=== Job ===
Quote, word for word, every line starting at the line that contains "OCR this image." and ending with the last line of the records; include both of these lines and no others.
··· Provided records ···
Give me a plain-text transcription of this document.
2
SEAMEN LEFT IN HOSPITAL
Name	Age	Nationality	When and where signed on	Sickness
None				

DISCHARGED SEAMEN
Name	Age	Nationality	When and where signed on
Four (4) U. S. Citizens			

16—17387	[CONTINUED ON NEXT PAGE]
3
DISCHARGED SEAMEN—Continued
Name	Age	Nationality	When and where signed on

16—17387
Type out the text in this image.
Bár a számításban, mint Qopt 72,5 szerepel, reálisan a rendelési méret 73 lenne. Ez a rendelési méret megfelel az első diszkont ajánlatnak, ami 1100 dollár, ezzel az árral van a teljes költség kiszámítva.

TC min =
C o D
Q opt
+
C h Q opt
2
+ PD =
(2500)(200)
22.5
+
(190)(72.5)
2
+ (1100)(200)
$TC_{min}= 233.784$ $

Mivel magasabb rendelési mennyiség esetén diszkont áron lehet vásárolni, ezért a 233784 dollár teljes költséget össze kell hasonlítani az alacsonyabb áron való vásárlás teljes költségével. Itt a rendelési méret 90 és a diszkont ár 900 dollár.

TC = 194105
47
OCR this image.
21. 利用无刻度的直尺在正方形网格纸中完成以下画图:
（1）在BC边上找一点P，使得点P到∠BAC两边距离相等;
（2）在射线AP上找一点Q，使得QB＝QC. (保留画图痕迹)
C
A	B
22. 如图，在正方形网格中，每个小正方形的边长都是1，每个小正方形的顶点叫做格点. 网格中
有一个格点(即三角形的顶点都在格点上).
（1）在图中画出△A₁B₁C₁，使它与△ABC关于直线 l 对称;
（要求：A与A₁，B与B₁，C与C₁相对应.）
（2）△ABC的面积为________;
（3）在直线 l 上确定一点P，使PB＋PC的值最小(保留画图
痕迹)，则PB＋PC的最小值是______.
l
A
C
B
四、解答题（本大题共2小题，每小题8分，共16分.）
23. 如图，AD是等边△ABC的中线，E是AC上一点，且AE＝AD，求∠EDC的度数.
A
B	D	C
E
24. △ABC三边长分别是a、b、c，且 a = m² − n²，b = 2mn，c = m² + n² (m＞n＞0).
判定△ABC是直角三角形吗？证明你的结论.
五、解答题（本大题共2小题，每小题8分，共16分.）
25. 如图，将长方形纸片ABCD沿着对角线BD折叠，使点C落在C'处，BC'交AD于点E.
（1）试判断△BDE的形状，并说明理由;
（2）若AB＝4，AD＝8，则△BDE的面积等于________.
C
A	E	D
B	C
···
=== Exercise result ===
OCR this image.
21. 利用无刻度的直尺在正方形网格纸中完成以下画图:
（1）在BC边上找一点P，使得点P到∠BAC两边距离相等;
（2）在射线AP上找一点Q，使得QB＝QC. (保留画图痕迹)
C
A	B
22. 如图，在正方形网格中，每个小正方形的边长都是1，每个小正方形的顶点叫做格点. 网格中
有一个格点(即三角形的顶点都在格点上).
（1）在图中画出△A₁B₁C₁，使它与△ABC关于直线 l 对称;
（要求：A与A₁，B与B₁，C与C₁相对应.）
（2）△ABC的面积为________;
（3）在直线 l 上确定一点P，使PB＋PC的值最小(保留画图
痕迹)，则PB＋PC的最小值是______.
l
A
C
B
四、解答题（本大题共2小题，每小题8分，共16分.）
23. 如图，AD是等边△ABC的中线，E是AC上一点，且AE＝AD，求∠EDC的度数.
A
B	D	C
E
24. △ABC三边长分别是a、b、c，且 a = m² − n²，b = 2mn，c = m² + n² (m＞n＞0).
判定△ABC是直角三角形吗？证明你的结论.
五、解答题（本大题共2小题，每小题8分，共16分.）
25. 如图，将长方形纸片ABCD沿着对角线BD折叠，使点C落在C'处，BC'交AD于点E.
（1）试判断△BDE的形状，并说明理由;
（2）若AB＝4，AD＝8，则△BDE的面积等于________.
C
A	E	D
B	C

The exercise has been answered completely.